::: Material provided :::

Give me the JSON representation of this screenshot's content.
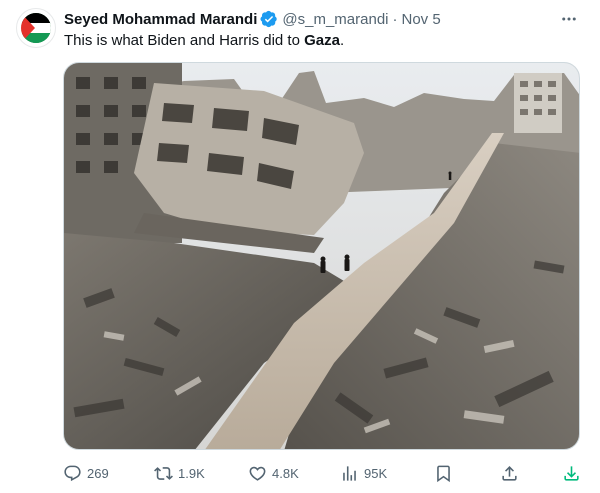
{
  "author": {
    "name": "Seyed Mohammad Marandi",
    "handle": "@s_m_marandi",
    "separator": "·",
    "date": "Nov 5"
  },
  "tweet": {
    "text_before": "This is what Biden and Harris did to ",
    "text_bold": "Gaza",
    "text_after": "."
  },
  "media": {
    "icon": "photo-rubble-street"
  },
  "metrics": {
    "replies": "269",
    "reposts": "1.9K",
    "likes": "4.8K",
    "views": "95K"
  },
  "colors": {
    "text": "#0f1419",
    "secondary": "#536471",
    "verified": "#1d9bf0",
    "border": "#cfd9de",
    "download": "#00ba7c"
  }
}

:::

▸ **Short task**: Transcribe all the lines above exactly, apart from the pictures.

▸ **Solution for this exercise**:
Give me the JSON representation of this screenshot's content.
{
  "author": {
    "name": "Seyed Mohammad Marandi",
    "handle": "@s_m_marandi",
    "separator": "·",
    "date": "Nov 5"
  },
  "tweet": {
    "text_before": "This is what Biden and Harris did to ",
    "text_bold": "Gaza",
    "text_after": "."
  },
  "media": {
    "icon": "photo-rubble-street"
  },
  "metrics": {
    "replies": "269",
    "reposts": "1.9K",
    "likes": "4.8K",
    "views": "95K"
  },
  "colors": {
    "text": "#0f1419",
    "secondary": "#536471",
    "verified": "#1d9bf0",
    "border": "#cfd9de",
    "download": "#00ba7c"
  }
}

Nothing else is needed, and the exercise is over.